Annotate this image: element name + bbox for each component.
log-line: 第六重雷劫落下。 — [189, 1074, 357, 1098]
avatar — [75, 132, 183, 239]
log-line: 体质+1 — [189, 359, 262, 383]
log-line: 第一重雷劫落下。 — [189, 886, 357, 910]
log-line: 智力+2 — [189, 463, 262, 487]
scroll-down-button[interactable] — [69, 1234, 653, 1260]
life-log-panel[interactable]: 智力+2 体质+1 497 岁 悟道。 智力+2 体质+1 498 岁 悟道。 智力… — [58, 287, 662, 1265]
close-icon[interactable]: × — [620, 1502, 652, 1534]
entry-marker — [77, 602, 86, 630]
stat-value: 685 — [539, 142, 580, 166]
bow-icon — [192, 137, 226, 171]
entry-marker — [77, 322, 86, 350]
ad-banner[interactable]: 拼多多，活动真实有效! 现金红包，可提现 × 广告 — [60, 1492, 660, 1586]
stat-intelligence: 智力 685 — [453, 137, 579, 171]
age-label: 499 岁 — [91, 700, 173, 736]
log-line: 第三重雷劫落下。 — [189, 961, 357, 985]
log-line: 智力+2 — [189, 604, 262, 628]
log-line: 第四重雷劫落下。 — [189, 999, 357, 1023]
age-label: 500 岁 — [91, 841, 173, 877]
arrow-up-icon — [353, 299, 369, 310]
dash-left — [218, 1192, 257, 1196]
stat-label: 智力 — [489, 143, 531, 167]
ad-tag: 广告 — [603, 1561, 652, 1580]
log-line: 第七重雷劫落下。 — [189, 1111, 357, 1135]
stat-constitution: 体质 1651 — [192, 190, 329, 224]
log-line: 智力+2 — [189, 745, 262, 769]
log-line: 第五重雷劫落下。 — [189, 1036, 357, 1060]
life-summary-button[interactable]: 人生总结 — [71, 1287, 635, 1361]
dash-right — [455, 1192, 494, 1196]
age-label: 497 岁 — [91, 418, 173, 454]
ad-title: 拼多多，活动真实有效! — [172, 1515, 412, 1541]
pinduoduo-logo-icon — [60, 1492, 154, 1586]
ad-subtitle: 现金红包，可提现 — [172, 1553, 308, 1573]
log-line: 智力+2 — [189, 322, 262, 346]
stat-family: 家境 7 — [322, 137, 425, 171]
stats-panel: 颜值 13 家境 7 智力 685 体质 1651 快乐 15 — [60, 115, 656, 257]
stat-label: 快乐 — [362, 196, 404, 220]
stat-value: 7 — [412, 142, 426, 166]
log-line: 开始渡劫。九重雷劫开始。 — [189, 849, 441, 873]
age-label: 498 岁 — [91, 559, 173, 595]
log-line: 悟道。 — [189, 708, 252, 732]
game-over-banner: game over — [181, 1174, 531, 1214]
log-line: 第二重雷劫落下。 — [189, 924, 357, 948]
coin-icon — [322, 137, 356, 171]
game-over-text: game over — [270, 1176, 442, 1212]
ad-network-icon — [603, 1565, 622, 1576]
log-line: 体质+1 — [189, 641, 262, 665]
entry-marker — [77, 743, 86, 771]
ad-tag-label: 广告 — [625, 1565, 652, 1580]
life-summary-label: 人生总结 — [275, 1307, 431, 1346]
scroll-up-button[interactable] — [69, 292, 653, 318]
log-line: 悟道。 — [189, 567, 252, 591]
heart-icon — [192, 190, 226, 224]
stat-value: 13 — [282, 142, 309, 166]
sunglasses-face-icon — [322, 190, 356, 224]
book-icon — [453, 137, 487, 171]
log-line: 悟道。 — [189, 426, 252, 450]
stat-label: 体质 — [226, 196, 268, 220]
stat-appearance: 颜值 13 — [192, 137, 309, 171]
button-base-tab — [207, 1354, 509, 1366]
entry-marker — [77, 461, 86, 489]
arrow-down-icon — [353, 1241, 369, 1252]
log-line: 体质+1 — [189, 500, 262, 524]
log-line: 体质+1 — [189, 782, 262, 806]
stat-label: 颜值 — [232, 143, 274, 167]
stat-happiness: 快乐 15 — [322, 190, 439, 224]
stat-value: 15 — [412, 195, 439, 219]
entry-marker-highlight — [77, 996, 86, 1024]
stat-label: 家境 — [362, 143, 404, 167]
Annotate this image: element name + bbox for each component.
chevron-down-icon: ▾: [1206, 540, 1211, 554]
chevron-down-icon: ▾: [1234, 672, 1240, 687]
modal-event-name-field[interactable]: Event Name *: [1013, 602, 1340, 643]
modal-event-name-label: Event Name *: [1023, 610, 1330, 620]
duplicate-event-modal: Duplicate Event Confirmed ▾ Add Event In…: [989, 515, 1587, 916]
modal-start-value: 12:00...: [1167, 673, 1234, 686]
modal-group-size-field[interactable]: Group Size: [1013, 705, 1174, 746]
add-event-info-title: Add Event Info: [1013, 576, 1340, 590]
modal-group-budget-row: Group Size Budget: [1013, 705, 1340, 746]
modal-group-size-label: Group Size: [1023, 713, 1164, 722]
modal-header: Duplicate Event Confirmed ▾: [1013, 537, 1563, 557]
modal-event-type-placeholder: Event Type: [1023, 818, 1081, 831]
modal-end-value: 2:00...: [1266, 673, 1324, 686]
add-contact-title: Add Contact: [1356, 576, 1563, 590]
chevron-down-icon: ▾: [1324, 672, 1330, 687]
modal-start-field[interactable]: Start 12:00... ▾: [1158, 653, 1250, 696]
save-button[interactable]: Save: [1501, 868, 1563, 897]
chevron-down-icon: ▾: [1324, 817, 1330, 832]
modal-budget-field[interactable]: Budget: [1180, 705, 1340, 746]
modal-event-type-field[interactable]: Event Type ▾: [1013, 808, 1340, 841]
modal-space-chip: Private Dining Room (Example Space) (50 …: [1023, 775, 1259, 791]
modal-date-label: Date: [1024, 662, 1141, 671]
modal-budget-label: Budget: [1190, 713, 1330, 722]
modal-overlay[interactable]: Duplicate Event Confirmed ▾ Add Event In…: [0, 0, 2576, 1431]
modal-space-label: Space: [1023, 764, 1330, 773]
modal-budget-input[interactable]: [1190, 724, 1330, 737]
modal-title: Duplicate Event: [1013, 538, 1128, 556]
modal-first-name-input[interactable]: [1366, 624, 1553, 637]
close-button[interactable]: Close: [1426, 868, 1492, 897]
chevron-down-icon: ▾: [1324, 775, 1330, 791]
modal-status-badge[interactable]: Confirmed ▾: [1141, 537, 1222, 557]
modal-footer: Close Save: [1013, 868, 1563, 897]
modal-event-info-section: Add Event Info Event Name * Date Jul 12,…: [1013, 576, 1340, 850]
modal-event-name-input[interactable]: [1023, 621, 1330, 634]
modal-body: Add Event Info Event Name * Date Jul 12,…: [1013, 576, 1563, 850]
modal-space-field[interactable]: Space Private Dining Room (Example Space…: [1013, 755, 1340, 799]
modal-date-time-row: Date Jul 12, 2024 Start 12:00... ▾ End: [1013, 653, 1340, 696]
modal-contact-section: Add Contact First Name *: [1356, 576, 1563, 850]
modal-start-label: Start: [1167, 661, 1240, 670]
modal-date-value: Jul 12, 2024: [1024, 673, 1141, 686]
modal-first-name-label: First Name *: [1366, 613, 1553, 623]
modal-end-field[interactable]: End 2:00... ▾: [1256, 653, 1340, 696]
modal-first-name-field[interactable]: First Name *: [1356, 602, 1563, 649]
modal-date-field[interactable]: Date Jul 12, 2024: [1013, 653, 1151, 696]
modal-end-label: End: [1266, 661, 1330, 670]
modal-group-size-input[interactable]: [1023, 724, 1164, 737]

::::

### STATED GOAL
Recast all of the rows above as a numbered list, leaving out any blank lines.

### FINISHED ANSWER
1. Annotate this image: element name + bbox for each component.
2. log-line: 第六重雷劫落下。 — [189, 1074, 357, 1098]
3. avatar — [75, 132, 183, 239]
4. log-line: 体质+1 — [189, 359, 262, 383]
5. log-line: 第一重雷劫落下。 — [189, 886, 357, 910]
6. log-line: 智力+2 — [189, 463, 262, 487]
7. scroll-down-button[interactable] — [69, 1234, 653, 1260]
8. life-log-panel[interactable]: 智力+2 体质+1 497 岁 悟道。 智力+2 体质+1 498 岁 悟道。 智力… — [58, 287, 662, 1265]
9. close-icon[interactable]: × — [620, 1502, 652, 1534]
10. entry-marker — [77, 602, 86, 630]
11. stat-value: 685 — [539, 142, 580, 166]
12. bow-icon — [192, 137, 226, 171]
13. entry-marker — [77, 322, 86, 350]
14. ad-banner[interactable]: 拼多多，活动真实有效! 现金红包，可提现 × 广告 — [60, 1492, 660, 1586]
15. stat-intelligence: 智力 685 — [453, 137, 579, 171]
16. age-label: 499 岁 — [91, 700, 173, 736]
17. log-line: 第三重雷劫落下。 — [189, 961, 357, 985]
18. log-line: 智力+2 — [189, 604, 262, 628]
19. log-line: 第四重雷劫落下。 — [189, 999, 357, 1023]
20. age-label: 500 岁 — [91, 841, 173, 877]
21. arrow-up-icon — [353, 299, 369, 310]
22. dash-left — [218, 1192, 257, 1196]
23. stat-label: 智力 — [489, 143, 531, 167]
24. ad-tag: 广告 — [603, 1561, 652, 1580]
25. log-line: 第七重雷劫落下。 — [189, 1111, 357, 1135]
26. stat-constitution: 体质 1651 — [192, 190, 329, 224]
27. log-line: 智力+2 — [189, 745, 262, 769]
28. log-line: 第五重雷劫落下。 — [189, 1036, 357, 1060]
29. life-summary-button[interactable]: 人生总结 — [71, 1287, 635, 1361]
30. dash-right — [455, 1192, 494, 1196]
31. age-label: 497 岁 — [91, 418, 173, 454]
32. ad-title: 拼多多，活动真实有效! — [172, 1515, 412, 1541]
33. pinduoduo-logo-icon — [60, 1492, 154, 1586]
34. ad-subtitle: 现金红包，可提现 — [172, 1553, 308, 1573]
35. log-line: 智力+2 — [189, 322, 262, 346]
36. stat-family: 家境 7 — [322, 137, 425, 171]
37. stats-panel: 颜值 13 家境 7 智力 685 体质 1651 快乐 15 — [60, 115, 656, 257]
38. stat-label: 快乐 — [362, 196, 404, 220]
39. stat-value: 7 — [412, 142, 426, 166]
40. log-line: 开始渡劫。九重雷劫开始。 — [189, 849, 441, 873]
41. age-label: 498 岁 — [91, 559, 173, 595]
42. log-line: 悟道。 — [189, 708, 252, 732]
43. game-over-banner: game over — [181, 1174, 531, 1214]
44. log-line: 第二重雷劫落下。 — [189, 924, 357, 948]
45. coin-icon — [322, 137, 356, 171]
46. game-over-text: game over — [270, 1176, 442, 1212]
47. ad-network-icon — [603, 1565, 622, 1576]
48. log-line: 体质+1 — [189, 641, 262, 665]
49. entry-marker — [77, 743, 86, 771]
50. ad-tag-label: 广告 — [625, 1565, 652, 1580]
51. life-summary-label: 人生总结 — [275, 1307, 431, 1346]
52. scroll-up-button[interactable] — [69, 292, 653, 318]
53. log-line: 悟道。 — [189, 567, 252, 591]
54. heart-icon — [192, 190, 226, 224]
55. stat-value: 13 — [282, 142, 309, 166]
56. sunglasses-face-icon — [322, 190, 356, 224]
57. book-icon — [453, 137, 487, 171]
58. log-line: 悟道。 — [189, 426, 252, 450]
59. stat-label: 体质 — [226, 196, 268, 220]
60. stat-appearance: 颜值 13 — [192, 137, 309, 171]
61. button-base-tab — [207, 1354, 509, 1366]
62. entry-marker — [77, 461, 86, 489]
63. arrow-down-icon — [353, 1241, 369, 1252]
64. log-line: 体质+1 — [189, 500, 262, 524]
65. log-line: 体质+1 — [189, 782, 262, 806]
66. stat-label: 颜值 — [232, 143, 274, 167]
67. stat-happiness: 快乐 15 — [322, 190, 439, 224]
68. stat-value: 15 — [412, 195, 439, 219]
69. entry-marker-highlight — [77, 996, 86, 1024]
70. stat-label: 家境 — [362, 143, 404, 167]
71. Annotate this image: element name + bbox for each component.
72. chevron-down-icon: ▾: [1206, 540, 1211, 554]
73. chevron-down-icon: ▾: [1234, 672, 1240, 687]
74. modal-event-name-field[interactable]: Event Name *: [1013, 602, 1340, 643]
75. modal-event-name-label: Event Name *: [1023, 610, 1330, 620]
76. duplicate-event-modal: Duplicate Event Confirmed ▾ Add Event In…: [989, 515, 1587, 916]
77. modal-start-value: 12:00...: [1167, 673, 1234, 686]
78. modal-group-size-field[interactable]: Group Size: [1013, 705, 1174, 746]
79. add-event-info-title: Add Event Info: [1013, 576, 1340, 590]
80. modal-group-budget-row: Group Size Budget: [1013, 705, 1340, 746]
81. modal-group-size-label: Group Size: [1023, 713, 1164, 722]
82. modal-header: Duplicate Event Confirmed ▾: [1013, 537, 1563, 557]
83. modal-event-type-placeholder: Event Type: [1023, 818, 1081, 831]
84. modal-end-value: 2:00...: [1266, 673, 1324, 686]
85. add-contact-title: Add Contact: [1356, 576, 1563, 590]
86. chevron-down-icon: ▾: [1324, 672, 1330, 687]
87. modal-start-field[interactable]: Start 12:00... ▾: [1158, 653, 1250, 696]
88. save-button[interactable]: Save: [1501, 868, 1563, 897]
89. chevron-down-icon: ▾: [1324, 817, 1330, 832]
90. modal-budget-field[interactable]: Budget: [1180, 705, 1340, 746]
91. modal-event-type-field[interactable]: Event Type ▾: [1013, 808, 1340, 841]
92. modal-space-chip: Private Dining Room (Example Space) (50 …: [1023, 775, 1259, 791]
93. modal-date-label: Date: [1024, 662, 1141, 671]
94. modal-budget-label: Budget: [1190, 713, 1330, 722]
95. modal-overlay[interactable]: Duplicate Event Confirmed ▾ Add Event In…: [0, 0, 2576, 1431]
96. modal-space-label: Space: [1023, 764, 1330, 773]
97. modal-budget-input[interactable]: [1190, 724, 1330, 737]
98. modal-title: Duplicate Event: [1013, 538, 1128, 556]
99. modal-first-name-input[interactable]: [1366, 624, 1553, 637]
100. close-button[interactable]: Close: [1426, 868, 1492, 897]
101. chevron-down-icon: ▾: [1324, 775, 1330, 791]
102. modal-status-badge[interactable]: Confirmed ▾: [1141, 537, 1222, 557]
103. modal-footer: Close Save: [1013, 868, 1563, 897]
104. modal-event-info-section: Add Event Info Event Name * Date Jul 12,…: [1013, 576, 1340, 850]
105. modal-event-name-input[interactable]: [1023, 621, 1330, 634]
106. modal-body: Add Event Info Event Name * Date Jul 12,…: [1013, 576, 1563, 850]
107. modal-space-field[interactable]: Space Private Dining Room (Example Space…: [1013, 755, 1340, 799]
108. modal-date-time-row: Date Jul 12, 2024 Start 12:00... ▾ End: [1013, 653, 1340, 696]
109. modal-contact-section: Add Contact First Name *: [1356, 576, 1563, 850]
110. modal-start-label: Start: [1167, 661, 1240, 670]
111. modal-date-value: Jul 12, 2024: [1024, 673, 1141, 686]
112. modal-first-name-label: First Name *: [1366, 613, 1553, 623]
113. modal-end-field[interactable]: End 2:00... ▾: [1256, 653, 1340, 696]
114. modal-first-name-field[interactable]: First Name *: [1356, 602, 1563, 649]
115. modal-date-field[interactable]: Date Jul 12, 2024: [1013, 653, 1151, 696]
116. modal-end-label: End: [1266, 661, 1330, 670]
117. modal-group-size-input[interactable]: [1023, 724, 1164, 737]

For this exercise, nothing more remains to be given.